*THE PROBLEM:* Copy out every line of the listing below word for word, leaving out the pictures.

(Recorded data)
- - - - -

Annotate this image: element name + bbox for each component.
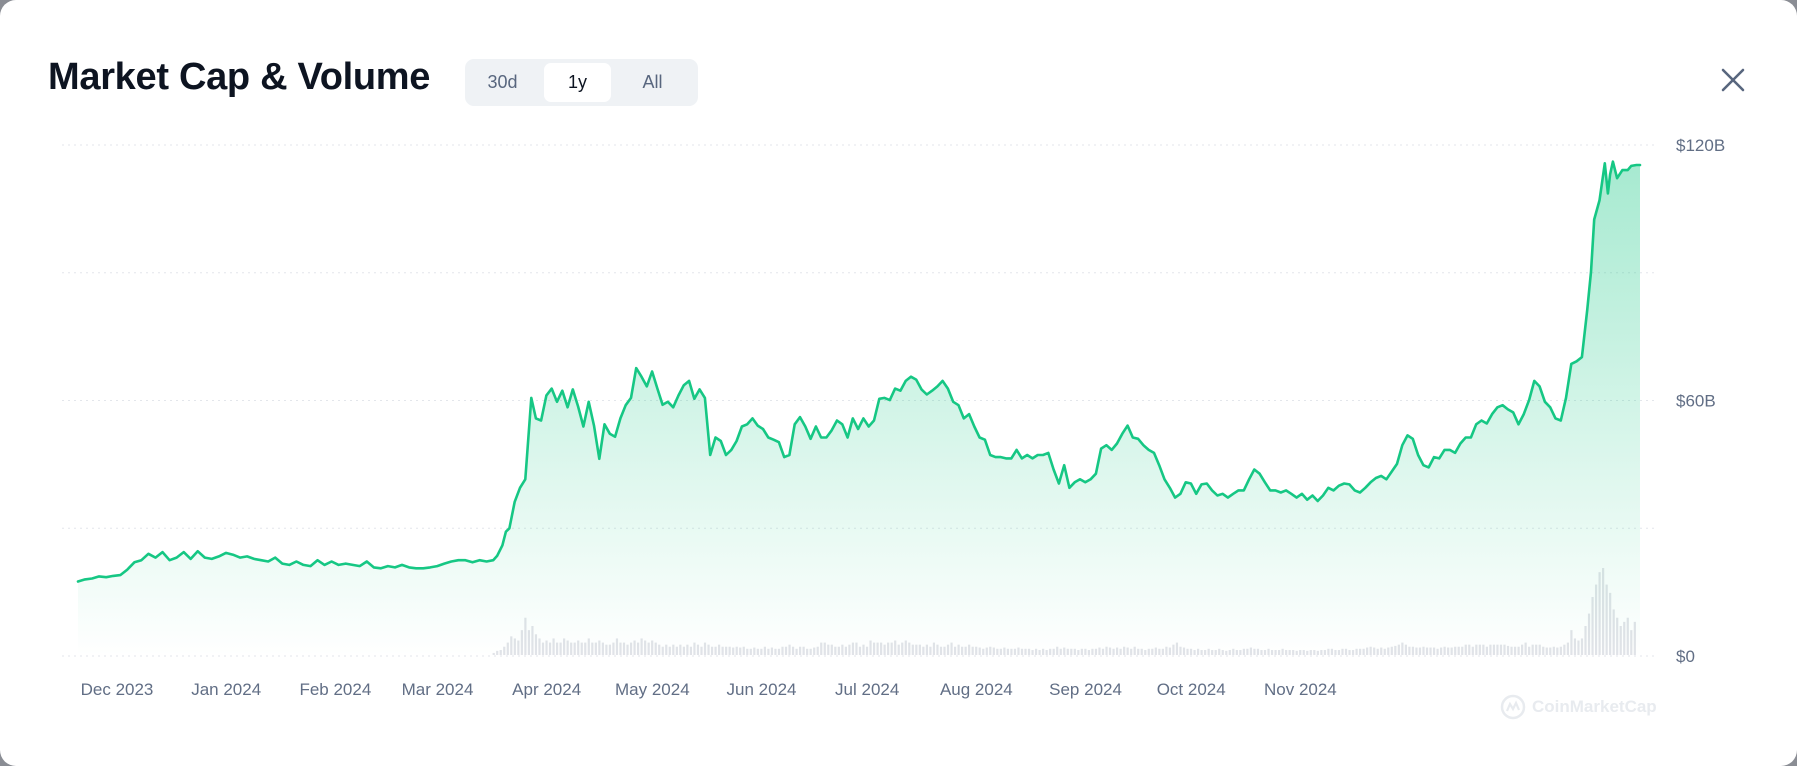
- x-axis: Dec 2023 Jan 2024 Feb 2024 Mar 2024 Apr 2024…: [81, 680, 1337, 699]
- x-tick-label: Sep 2024: [1049, 680, 1122, 699]
- y-axis: $120B $60B $0: [1676, 136, 1725, 666]
- x-tick-label: Mar 2024: [402, 680, 474, 699]
- watermark-text: CoinMarketCap: [1532, 697, 1657, 716]
- y-tick-label: $120B: [1676, 136, 1725, 155]
- x-tick-label: Dec 2023: [81, 680, 154, 699]
- page-title: Market Cap & Volume: [48, 56, 431, 98]
- x-tick-label: Apr 2024: [512, 680, 581, 699]
- x-tick-label: May 2024: [615, 680, 690, 699]
- close-icon: [1721, 68, 1745, 92]
- coinmarketcap-logo-icon: [1500, 694, 1526, 720]
- x-tick-label: Jan 2024: [191, 680, 261, 699]
- tab-all[interactable]: All: [642, 72, 663, 92]
- x-tick-label: Jun 2024: [727, 680, 797, 699]
- market-cap-area: [78, 161, 1640, 656]
- y-tick-label: $0: [1676, 647, 1695, 666]
- x-tick-label: Jul 2024: [835, 680, 899, 699]
- time-range-selector: 30d 1y All: [465, 59, 698, 106]
- watermark: CoinMarketCap: [1500, 694, 1657, 720]
- x-tick-label: Aug 2024: [940, 680, 1013, 699]
- tab-30d[interactable]: 30d: [487, 72, 518, 92]
- x-tick-label: Oct 2024: [1157, 680, 1226, 699]
- close-button[interactable]: [1716, 63, 1750, 97]
- x-tick-label: Feb 2024: [299, 680, 371, 699]
- y-tick-label: $60B: [1676, 392, 1716, 411]
- market-cap-line: [76, 160, 1642, 583]
- tab-1y[interactable]: 1y: [544, 63, 611, 102]
- x-tick-label: Nov 2024: [1264, 680, 1337, 699]
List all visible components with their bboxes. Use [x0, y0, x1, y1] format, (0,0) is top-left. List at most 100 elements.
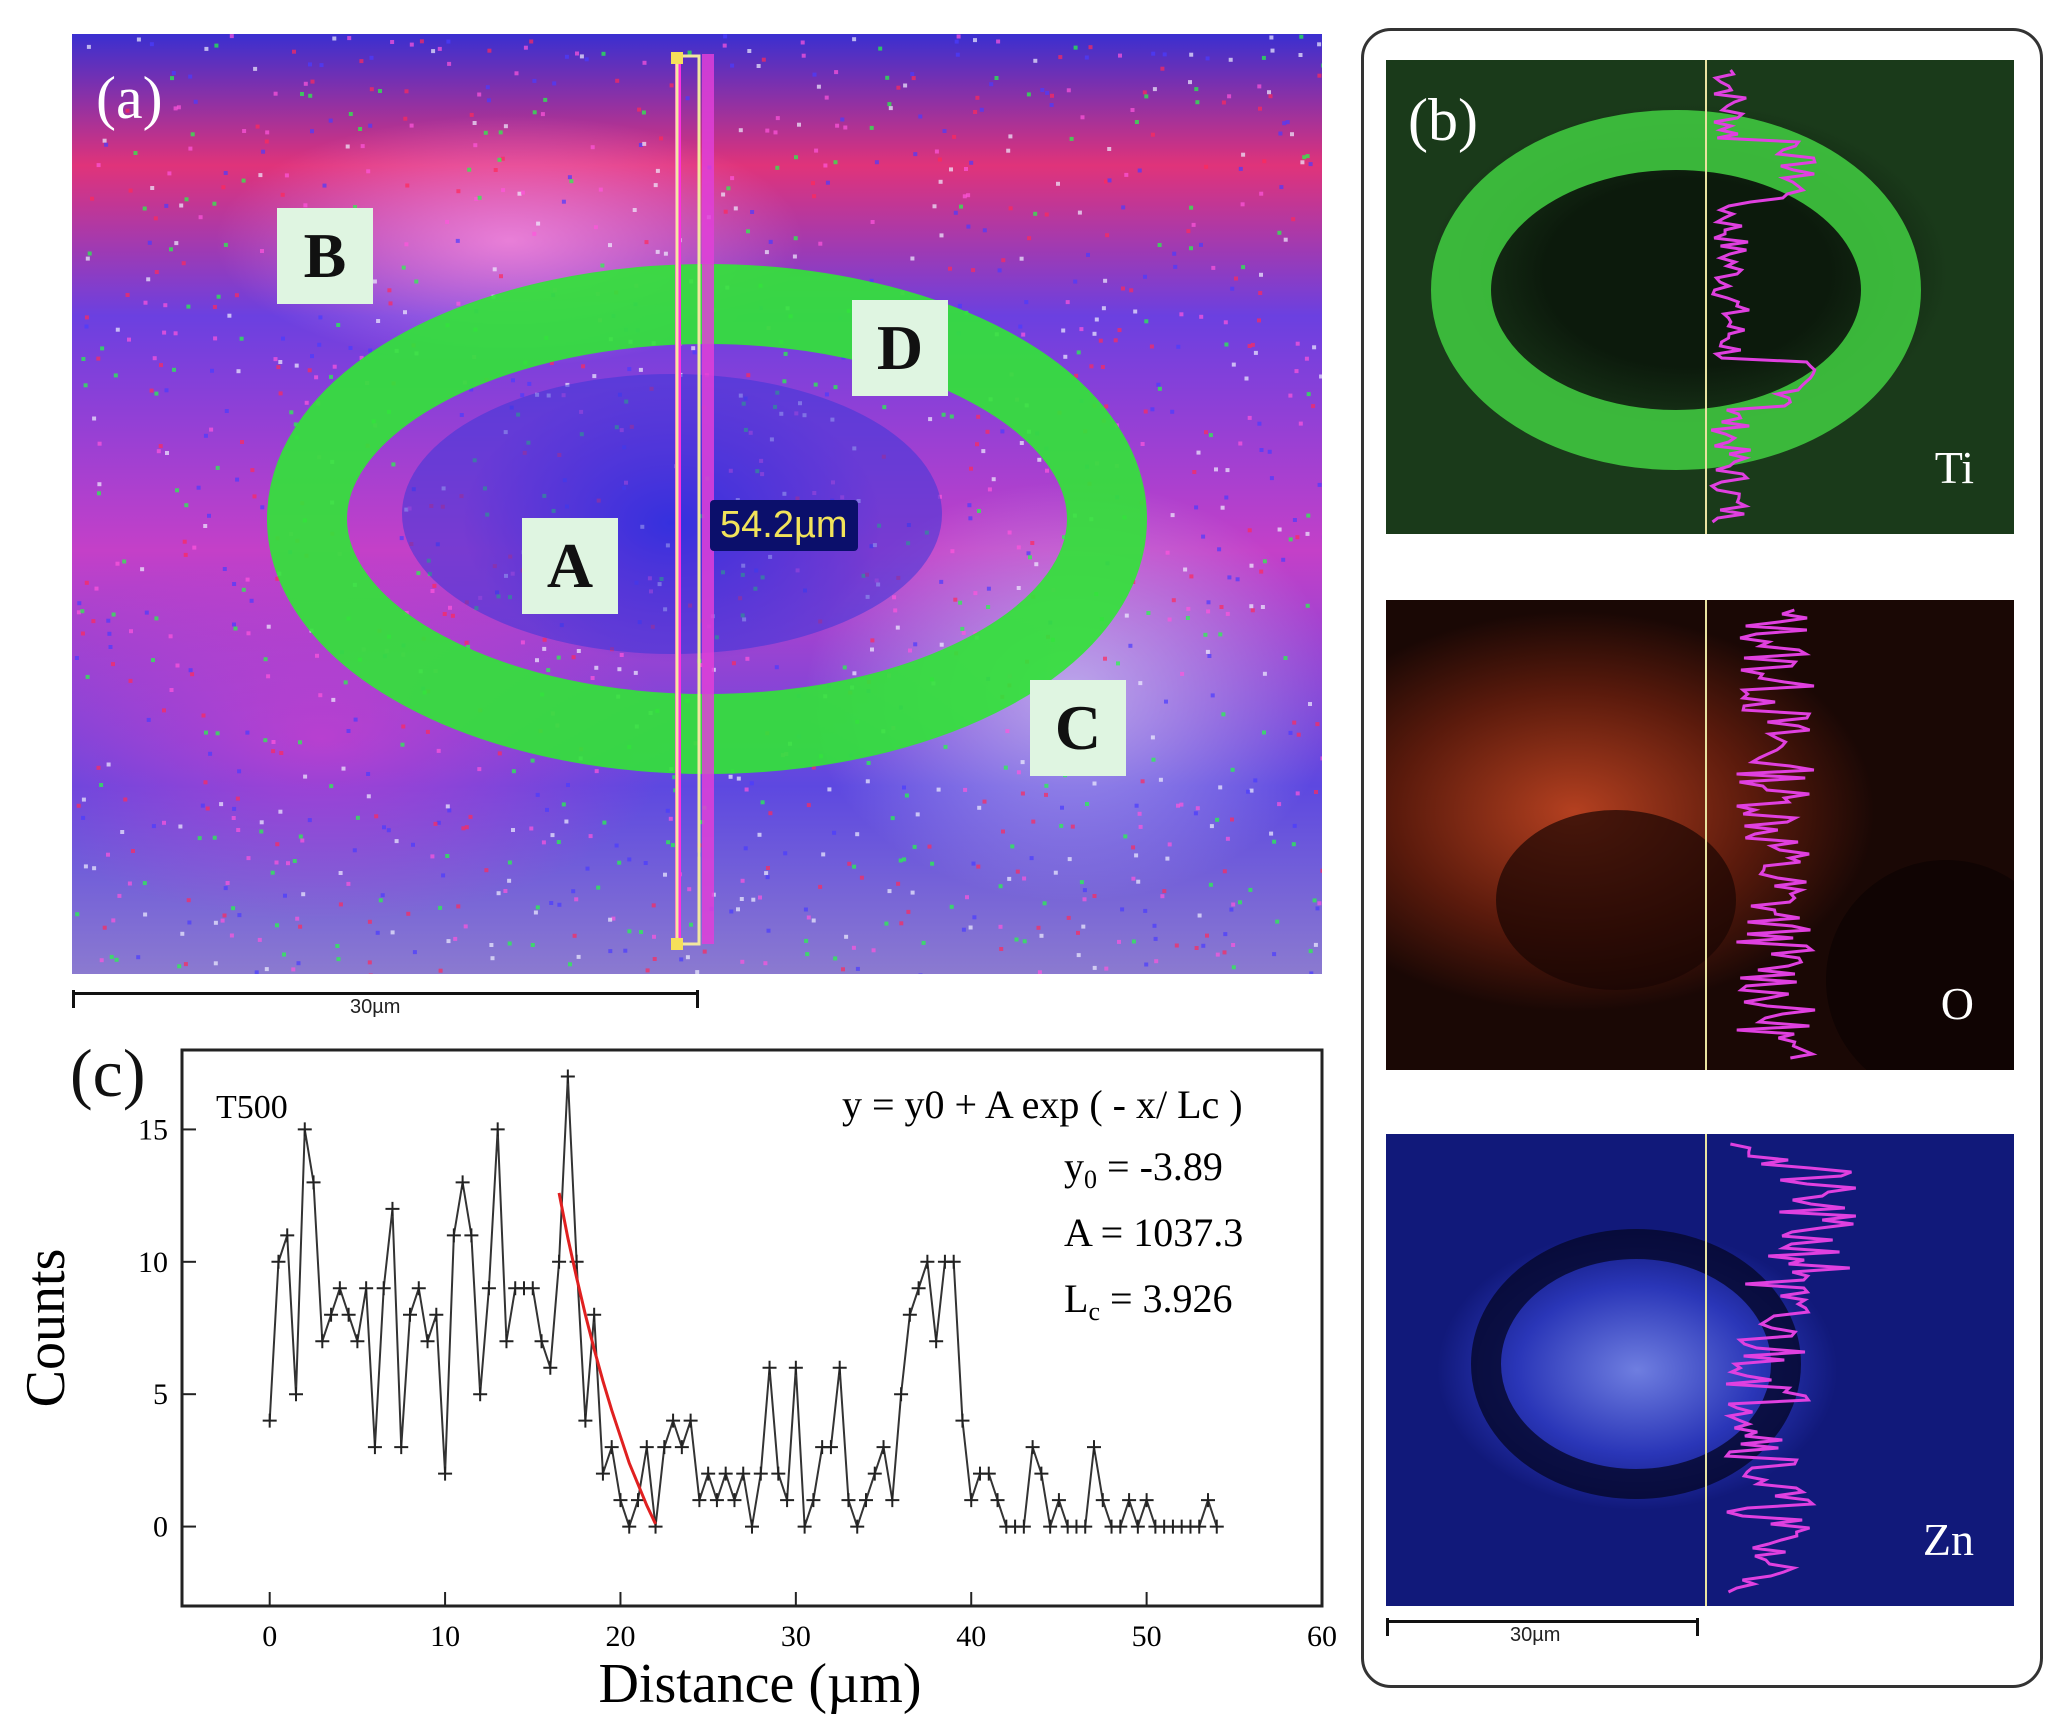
data-point: [674, 1440, 689, 1455]
fit-equation: y = y0 + A exp ( - x/ Lc ): [842, 1082, 1243, 1127]
x-tick-label: 30: [781, 1620, 811, 1653]
scale-label-a: 30µm: [350, 996, 401, 1018]
composite-map-overlay: [74, 34, 1322, 974]
data-point: [1192, 1519, 1207, 1534]
data-point: [780, 1493, 795, 1508]
x-tick-label: 60: [1307, 1620, 1337, 1653]
data-point: [709, 1493, 724, 1508]
data-point: [613, 1493, 628, 1508]
zn-map-label: Zn: [1922, 1514, 1974, 1565]
data-point: [464, 1228, 479, 1243]
ti-map: Ti (b): [1386, 60, 2014, 534]
o-map-label: O: [1940, 978, 1974, 1029]
zn-map: Zn: [1386, 1134, 2014, 1606]
data-point: [929, 1334, 944, 1349]
data-point: [297, 1122, 312, 1137]
fit-param-y0: y0 = -3.89: [1064, 1144, 1223, 1194]
data-point: [850, 1519, 865, 1534]
scale-bar-a: [72, 992, 698, 995]
region-label-b: B: [277, 208, 373, 304]
data-point: [753, 1466, 768, 1481]
data-point: [727, 1493, 742, 1508]
data-point: [657, 1440, 672, 1455]
data-point: [990, 1493, 1005, 1508]
data-point: [867, 1466, 882, 1481]
data-point: [332, 1281, 347, 1296]
data-point: [438, 1466, 453, 1481]
data-point: [534, 1334, 549, 1349]
region-label-c: C: [1030, 680, 1126, 776]
data-point: [385, 1201, 400, 1216]
data-point: [560, 1069, 575, 1084]
scale-bar-b: [1386, 1620, 1698, 1623]
data-point: [1122, 1493, 1137, 1508]
scale-tick-b-right: [1696, 1618, 1699, 1636]
ti-ring-map: [1431, 110, 1921, 470]
data-point: [955, 1413, 970, 1428]
o-map: O: [1386, 600, 2014, 1070]
data-point: [481, 1281, 496, 1296]
data-point: [1043, 1519, 1058, 1534]
ti-profile: [1709, 69, 1817, 524]
region-label-d: D: [852, 300, 948, 396]
data-point: [1087, 1440, 1101, 1455]
y-tick-label: 15: [138, 1113, 168, 1146]
data-point: [262, 1413, 277, 1428]
region-label-a: A: [522, 518, 618, 614]
data-point: [473, 1387, 488, 1402]
data-point: [832, 1360, 847, 1375]
scale-label-b: 30µm: [1510, 1624, 1561, 1646]
o-map-svg: [1496, 600, 2014, 1070]
y-axis-title: Counts: [15, 1249, 77, 1408]
data-point: [1034, 1466, 1049, 1481]
data-point: [315, 1334, 330, 1349]
data-point: [1095, 1493, 1110, 1508]
data-point: [876, 1440, 891, 1455]
x-tick-label: 20: [605, 1620, 635, 1653]
data-point: [1113, 1519, 1128, 1534]
data-point: [552, 1254, 567, 1269]
x-axis-title: Distance (µm): [598, 1653, 921, 1715]
ti-map-svg: [1431, 60, 1921, 534]
data-point: [920, 1254, 935, 1269]
data-point: [1130, 1519, 1145, 1534]
measure-handle-top[interactable]: [671, 52, 683, 64]
data-point: [885, 1493, 900, 1508]
data-point: [403, 1307, 417, 1322]
data-point: [359, 1281, 374, 1296]
o-profile: [1736, 608, 1818, 1060]
fit-curve: [557, 1192, 657, 1525]
data-point: [806, 1493, 821, 1508]
data-point: [394, 1440, 409, 1455]
x-tick-label: 40: [956, 1620, 986, 1653]
inner-region: [402, 374, 942, 654]
composite-eds-map: 54.2µm (a) B D A C: [72, 34, 1322, 974]
data-point: [683, 1413, 698, 1428]
data-point: [946, 1254, 961, 1269]
measurement-box: [675, 54, 701, 946]
scale-tick-a-left: [72, 990, 75, 1008]
data-point: [350, 1334, 365, 1349]
x-tick-label: 50: [1132, 1620, 1162, 1653]
data-point: [280, 1228, 295, 1243]
data-point: [1209, 1519, 1224, 1534]
scale-tick-a-right: [696, 990, 699, 1008]
data-point: [1078, 1519, 1093, 1534]
x-tick-label: 0: [262, 1620, 277, 1653]
data-point: [289, 1387, 303, 1402]
zn-dark-ring: [1471, 1229, 1801, 1499]
data-point: [622, 1519, 637, 1534]
data-point: [823, 1440, 838, 1455]
o-dark-region-2: [1826, 860, 2014, 1070]
sample-label: T500: [216, 1089, 288, 1126]
data-markers: [262, 1069, 1224, 1534]
data-point: [1025, 1440, 1040, 1455]
data-point: [981, 1466, 996, 1481]
data-point: [595, 1466, 610, 1481]
data-point: [666, 1413, 681, 1428]
measure-handle-bottom[interactable]: [671, 938, 683, 950]
data-point: [736, 1466, 751, 1481]
data-point: [499, 1334, 514, 1349]
axis-ticks: [182, 1128, 1323, 1606]
fit-param-lc: Lc = 3.926: [1064, 1276, 1233, 1326]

- - - - -

*SOLUTION:*
Annotate this image: element name + bbox for each component.
- x-axis: Dec 2023 Jan 2024 Feb 2024 Mar 2024 Apr 2024…: [81, 680, 1337, 699]
- x-tick-label: Sep 2024: [1049, 680, 1122, 699]
- y-axis: $120B $60B $0: [1676, 136, 1725, 666]
- x-tick-label: Mar 2024: [402, 680, 474, 699]
- watermark-text: CoinMarketCap: [1532, 697, 1657, 716]
- y-tick-label: $120B: [1676, 136, 1725, 155]
- x-tick-label: Dec 2023: [81, 680, 154, 699]
- page-title: Market Cap & Volume: [48, 56, 431, 98]
- x-tick-label: Apr 2024: [512, 680, 581, 699]
- x-tick-label: May 2024: [615, 680, 690, 699]
- close-icon: [1721, 68, 1745, 92]
- coinmarketcap-logo-icon: [1500, 694, 1526, 720]
- x-tick-label: Jan 2024: [191, 680, 261, 699]
- tab-all[interactable]: All: [642, 72, 663, 92]
- x-tick-label: Jun 2024: [727, 680, 797, 699]
- market-cap-area: [78, 161, 1640, 656]
- y-tick-label: $0: [1676, 647, 1695, 666]
- x-tick-label: Jul 2024: [835, 680, 899, 699]
- time-range-selector: 30d 1y All: [465, 59, 698, 106]
- watermark: CoinMarketCap: [1500, 694, 1657, 720]
- x-tick-label: Aug 2024: [940, 680, 1013, 699]
- tab-30d[interactable]: 30d: [487, 72, 518, 92]
- x-tick-label: Oct 2024: [1157, 680, 1226, 699]
- close-button[interactable]: [1716, 63, 1750, 97]
- x-tick-label: Feb 2024: [299, 680, 371, 699]
- y-tick-label: $60B: [1676, 392, 1716, 411]
- market-cap-line: [76, 160, 1642, 583]
- tab-1y[interactable]: 1y: [544, 63, 611, 102]
- x-tick-label: Nov 2024: [1264, 680, 1337, 699]
List all visible components with their bboxes. Use [x0, y0, x1, y1] format, (0,0) is top-left. List at most 100 elements.
data-point: [674, 1440, 689, 1455]
fit-equation: y = y0 + A exp ( - x/ Lc ): [842, 1082, 1243, 1127]
x-tick-label: 30: [781, 1620, 811, 1653]
scale-label-a: 30µm: [350, 996, 401, 1018]
composite-map-overlay: [74, 34, 1322, 974]
data-point: [1192, 1519, 1207, 1534]
data-point: [780, 1493, 795, 1508]
x-tick-label: 60: [1307, 1620, 1337, 1653]
data-point: [709, 1493, 724, 1508]
data-point: [613, 1493, 628, 1508]
zn-map-label: Zn: [1922, 1514, 1974, 1565]
data-point: [464, 1228, 479, 1243]
ti-map: Ti (b): [1386, 60, 2014, 534]
o-map-label: O: [1940, 978, 1974, 1029]
zn-map: Zn: [1386, 1134, 2014, 1606]
data-point: [929, 1334, 944, 1349]
data-point: [297, 1122, 312, 1137]
fit-param-y0: y0 = -3.89: [1064, 1144, 1223, 1194]
data-point: [850, 1519, 865, 1534]
scale-bar-a: [72, 992, 698, 995]
region-label-b: B: [277, 208, 373, 304]
data-point: [753, 1466, 768, 1481]
data-point: [727, 1493, 742, 1508]
data-point: [657, 1440, 672, 1455]
data-point: [990, 1493, 1005, 1508]
data-point: [867, 1466, 882, 1481]
data-point: [332, 1281, 347, 1296]
data-point: [438, 1466, 453, 1481]
data-point: [534, 1334, 549, 1349]
region-label-c: C: [1030, 680, 1126, 776]
data-point: [385, 1201, 400, 1216]
data-point: [560, 1069, 575, 1084]
scale-bar-b: [1386, 1620, 1698, 1623]
data-point: [1122, 1493, 1137, 1508]
scale-tick-b-right: [1696, 1618, 1699, 1636]
ti-ring-map: [1431, 110, 1921, 470]
data-point: [955, 1413, 970, 1428]
o-map: O: [1386, 600, 2014, 1070]
data-point: [481, 1281, 496, 1296]
data-point: [1043, 1519, 1058, 1534]
ti-profile: [1709, 69, 1817, 524]
region-label-d: D: [852, 300, 948, 396]
data-point: [1087, 1440, 1101, 1455]
y-tick-label: 15: [138, 1113, 168, 1146]
data-point: [262, 1413, 277, 1428]
region-label-a: A: [522, 518, 618, 614]
data-point: [473, 1387, 488, 1402]
data-point: [832, 1360, 847, 1375]
scale-label-b: 30µm: [1510, 1624, 1561, 1646]
o-map-svg: [1496, 600, 2014, 1070]
y-axis-title: Counts: [15, 1249, 77, 1408]
data-point: [1034, 1466, 1049, 1481]
data-point: [315, 1334, 330, 1349]
data-point: [1095, 1493, 1110, 1508]
data-point: [876, 1440, 891, 1455]
x-tick-label: 20: [605, 1620, 635, 1653]
data-point: [1113, 1519, 1128, 1534]
data-point: [552, 1254, 567, 1269]
x-axis-title: Distance (µm): [598, 1653, 921, 1715]
ti-map-svg: [1431, 60, 1921, 534]
data-point: [920, 1254, 935, 1269]
data-point: [1130, 1519, 1145, 1534]
measure-handle-top[interactable]: [671, 52, 683, 64]
data-point: [885, 1493, 900, 1508]
data-point: [403, 1307, 417, 1322]
data-point: [359, 1281, 374, 1296]
o-profile: [1736, 608, 1818, 1060]
fit-curve: [557, 1192, 657, 1525]
data-point: [806, 1493, 821, 1508]
data-point: [394, 1440, 409, 1455]
x-tick-label: 40: [956, 1620, 986, 1653]
inner-region: [402, 374, 942, 654]
composite-eds-map: 54.2µm (a) B D A C: [72, 34, 1322, 974]
data-point: [683, 1413, 698, 1428]
data-point: [946, 1254, 961, 1269]
measurement-box: [675, 54, 701, 946]
scale-tick-a-left: [72, 990, 75, 1008]
data-point: [350, 1334, 365, 1349]
x-tick-label: 50: [1132, 1620, 1162, 1653]
data-point: [280, 1228, 295, 1243]
data-point: [1209, 1519, 1224, 1534]
scale-tick-a-right: [696, 990, 699, 1008]
data-point: [1078, 1519, 1093, 1534]
x-tick-label: 0: [262, 1620, 277, 1653]
data-point: [289, 1387, 303, 1402]
zn-dark-ring: [1471, 1229, 1801, 1499]
data-point: [622, 1519, 637, 1534]
data-point: [823, 1440, 838, 1455]
o-dark-region-2: [1826, 860, 2014, 1070]
sample-label: T500: [216, 1089, 288, 1126]
data-markers: [262, 1069, 1224, 1534]
data-point: [1025, 1440, 1040, 1455]
data-point: [981, 1466, 996, 1481]
data-point: [595, 1466, 610, 1481]
data-point: [666, 1413, 681, 1428]
measure-handle-bottom[interactable]: [671, 938, 683, 950]
data-point: [736, 1466, 751, 1481]
data-point: [499, 1334, 514, 1349]
axis-ticks: [182, 1128, 1323, 1606]
fit-param-lc: Lc = 3.926: [1064, 1276, 1233, 1326]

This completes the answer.